## Text
○ ○ ○ ○ ○

Let's hear them; anything available in EU or USA should be fair game but include the system please.

Low hanging fruit:
Hunt the Wumpus - 1980 (TI 99)
Pong - 1977 (Atari 2600)
Breakout - 1978 (Atari 2600)
Nightdriver - 1978 (Atari 2600)
Zork - 1980 (TRS 80)
Combat - 1977 (Atari 2600)

Maybe in 100 years someone will say damn Dawn was dope. (forksclovetofu), Wednesday, 11 March 2015 05:07 (ten years ago)

Oregon Trail (1971) - PC
Star Trek (1971) - PC
Space Invaders (1978) - Arcade
Asteroids (1979) - Arcade
Lemonade Stand (1973) - PC
Rogue (1980) - PC
Pac-Man (1980) - Arcade

i'm sorry i'm terrible at systems, also i don't know if Arcade games are within the scope of this poll

Mordy, Wednesday, 11 March 2015 05:18 (ten years ago)

Let's not do arcade games here, it's a whole other world.
And for PC, let's do legit releases not early releases? Oregon Trail's first standalone paid copy is 1985 if I'm not mistaken.

○ ○ ○ ○ ○

## Data entries
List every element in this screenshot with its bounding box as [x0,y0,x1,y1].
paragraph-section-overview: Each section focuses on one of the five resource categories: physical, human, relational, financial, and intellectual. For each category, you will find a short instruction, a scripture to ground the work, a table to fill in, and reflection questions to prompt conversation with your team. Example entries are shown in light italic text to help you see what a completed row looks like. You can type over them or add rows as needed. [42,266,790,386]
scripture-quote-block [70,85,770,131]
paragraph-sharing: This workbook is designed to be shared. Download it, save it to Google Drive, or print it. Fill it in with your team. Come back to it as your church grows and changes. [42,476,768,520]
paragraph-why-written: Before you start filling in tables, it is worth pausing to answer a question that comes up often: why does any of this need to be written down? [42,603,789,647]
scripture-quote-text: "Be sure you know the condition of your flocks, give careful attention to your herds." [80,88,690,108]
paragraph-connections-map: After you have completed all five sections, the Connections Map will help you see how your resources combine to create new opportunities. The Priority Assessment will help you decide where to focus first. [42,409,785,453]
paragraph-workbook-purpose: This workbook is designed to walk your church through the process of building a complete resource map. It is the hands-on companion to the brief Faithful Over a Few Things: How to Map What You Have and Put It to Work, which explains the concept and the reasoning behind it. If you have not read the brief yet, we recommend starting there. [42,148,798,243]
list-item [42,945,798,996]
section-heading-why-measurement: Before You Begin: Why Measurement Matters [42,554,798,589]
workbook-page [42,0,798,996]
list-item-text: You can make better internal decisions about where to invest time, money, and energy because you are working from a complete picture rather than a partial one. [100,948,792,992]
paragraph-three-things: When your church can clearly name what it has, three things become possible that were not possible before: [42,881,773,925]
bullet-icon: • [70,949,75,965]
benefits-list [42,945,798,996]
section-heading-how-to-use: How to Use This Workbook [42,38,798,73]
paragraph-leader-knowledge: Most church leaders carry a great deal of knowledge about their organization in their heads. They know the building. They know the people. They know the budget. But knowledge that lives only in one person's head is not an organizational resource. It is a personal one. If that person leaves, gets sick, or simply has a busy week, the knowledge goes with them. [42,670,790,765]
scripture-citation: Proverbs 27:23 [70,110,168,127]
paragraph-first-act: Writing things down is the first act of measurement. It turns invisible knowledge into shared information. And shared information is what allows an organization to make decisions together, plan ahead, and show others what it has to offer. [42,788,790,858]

○ ○ ○ ○ ○

Reproduce word for word the passage of the forum thread that begins with "Nightdriver - 1978" and ends with "05:07 (ten years ago)". The material is separate from the forum thread about early video games.

Nightdriver - 1978 (Atari 2600)
Zork - 1980 (TRS 80)
Combat - 1977 (Atari 2600)

Maybe in 100 years someone will say damn Dawn was dope. (forksclovetofu), Wednesday, 11 March 2015 05:07 (ten years ago)